## YOUR OBJECTIVE:
Reproduce the listing that follows with no differences at all.

## INPUT:

__________

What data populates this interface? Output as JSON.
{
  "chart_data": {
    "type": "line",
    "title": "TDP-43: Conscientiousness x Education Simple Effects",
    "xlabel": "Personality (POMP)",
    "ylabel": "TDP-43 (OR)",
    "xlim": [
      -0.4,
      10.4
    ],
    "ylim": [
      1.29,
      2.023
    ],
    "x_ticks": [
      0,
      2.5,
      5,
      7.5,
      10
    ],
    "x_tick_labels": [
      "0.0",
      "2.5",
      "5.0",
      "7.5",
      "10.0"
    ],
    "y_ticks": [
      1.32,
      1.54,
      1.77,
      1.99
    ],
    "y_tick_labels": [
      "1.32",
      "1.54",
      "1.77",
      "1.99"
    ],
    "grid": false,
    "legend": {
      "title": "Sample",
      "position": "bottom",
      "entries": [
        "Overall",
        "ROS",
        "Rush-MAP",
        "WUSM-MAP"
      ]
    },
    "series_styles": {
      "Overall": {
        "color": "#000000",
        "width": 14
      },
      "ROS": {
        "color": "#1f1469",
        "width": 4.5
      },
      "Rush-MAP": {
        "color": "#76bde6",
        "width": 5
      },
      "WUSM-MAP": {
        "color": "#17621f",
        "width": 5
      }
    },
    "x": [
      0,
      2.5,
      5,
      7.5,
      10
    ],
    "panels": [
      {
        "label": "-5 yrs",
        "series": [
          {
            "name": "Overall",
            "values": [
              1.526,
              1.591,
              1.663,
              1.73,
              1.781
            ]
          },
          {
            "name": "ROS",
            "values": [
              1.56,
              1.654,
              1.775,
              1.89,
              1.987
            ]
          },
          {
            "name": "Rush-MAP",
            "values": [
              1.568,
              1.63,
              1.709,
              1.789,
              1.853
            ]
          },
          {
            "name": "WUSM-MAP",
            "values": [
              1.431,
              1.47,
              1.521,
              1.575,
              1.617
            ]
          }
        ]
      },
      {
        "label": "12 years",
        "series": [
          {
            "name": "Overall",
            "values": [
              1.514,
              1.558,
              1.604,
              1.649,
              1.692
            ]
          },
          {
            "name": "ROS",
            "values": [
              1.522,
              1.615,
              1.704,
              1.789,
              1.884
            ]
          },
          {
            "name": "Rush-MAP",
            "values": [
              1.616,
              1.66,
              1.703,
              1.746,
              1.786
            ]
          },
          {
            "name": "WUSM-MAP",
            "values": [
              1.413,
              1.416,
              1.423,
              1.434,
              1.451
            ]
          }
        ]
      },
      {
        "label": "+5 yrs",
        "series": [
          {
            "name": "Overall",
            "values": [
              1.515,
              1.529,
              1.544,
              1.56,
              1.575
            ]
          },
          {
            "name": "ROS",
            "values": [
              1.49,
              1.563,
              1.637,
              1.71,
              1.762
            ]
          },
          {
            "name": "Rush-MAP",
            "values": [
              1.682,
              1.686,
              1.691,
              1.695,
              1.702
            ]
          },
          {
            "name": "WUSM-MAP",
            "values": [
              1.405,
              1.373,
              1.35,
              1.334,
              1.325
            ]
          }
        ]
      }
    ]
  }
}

__________

## SOLUTION TO THE EXERCISE:
What data populates this interface? Output as JSON.
{
  "chart_data": {
    "type": "line",
    "title": "TDP-43: Conscientiousness x Education Simple Effects",
    "xlabel": "Personality (POMP)",
    "ylabel": "TDP-43 (OR)",
    "xlim": [
      -0.4,
      10.4
    ],
    "ylim": [
      1.29,
      2.023
    ],
    "x_ticks": [
      0,
      2.5,
      5,
      7.5,
      10
    ],
    "x_tick_labels": [
      "0.0",
      "2.5",
      "5.0",
      "7.5",
      "10.0"
    ],
    "y_ticks": [
      1.32,
      1.54,
      1.77,
      1.99
    ],
    "y_tick_labels": [
      "1.32",
      "1.54",
      "1.77",
      "1.99"
    ],
    "grid": false,
    "legend": {
      "title": "Sample",
      "position": "bottom",
      "entries": [
        "Overall",
        "ROS",
        "Rush-MAP",
        "WUSM-MAP"
      ]
    },
    "series_styles": {
      "Overall": {
        "color": "#000000",
        "width": 14
      },
      "ROS": {
        "color": "#1f1469",
        "width": 4.5
      },
      "Rush-MAP": {
        "color": "#76bde6",
        "width": 5
      },
      "WUSM-MAP": {
        "color": "#17621f",
        "width": 5
      }
    },
    "x": [
      0,
      2.5,
      5,
      7.5,
      10
    ],
    "panels": [
      {
        "label": "-5 yrs",
        "series": [
          {
            "name": "Overall",
            "values": [
              1.526,
              1.591,
              1.663,
              1.73,
              1.781
            ]
          },
          {
            "name": "ROS",
            "values": [
              1.56,
              1.654,
              1.775,
              1.89,
              1.987
            ]
          },
          {
            "name": "Rush-MAP",
            "values": [
              1.568,
              1.63,
              1.709,
              1.789,
              1.853
            ]
          },
          {
            "name": "WUSM-MAP",
            "values": [
              1.431,
              1.47,
              1.521,
              1.575,
              1.617
            ]
          }
        ]
      },
      {
        "label": "12 years",
        "series": [
          {
            "name": "Overall",
            "values": [
              1.514,
              1.558,
              1.604,
              1.649,
              1.692
            ]
          },
          {
            "name": "ROS",
            "values": [
              1.522,
              1.615,
              1.704,
              1.789,
              1.884
            ]
          },
          {
            "name": "Rush-MAP",
            "values": [
              1.616,
              1.66,
              1.703,
              1.746,
              1.786
            ]
          },
          {
            "name": "WUSM-MAP",
            "values": [
              1.413,
              1.416,
              1.423,
              1.434,
              1.451
            ]
          }
        ]
      },
      {
        "label": "+5 yrs",
        "series": [
          {
            "name": "Overall",
            "values": [
              1.515,
              1.529,
              1.544,
              1.56,
              1.575
            ]
          },
          {
            "name": "ROS",
            "values": [
              1.49,
              1.563,
              1.637,
              1.71,
              1.762
            ]
          },
          {
            "name": "Rush-MAP",
            "values": [
              1.682,
              1.686,
              1.691,
              1.695,
              1.702
            ]
          },
          {
            "name": "WUSM-MAP",
            "values": [
              1.405,
              1.373,
              1.35,
              1.334,
              1.325
            ]
          }
        ]
      }
    ]
  }
}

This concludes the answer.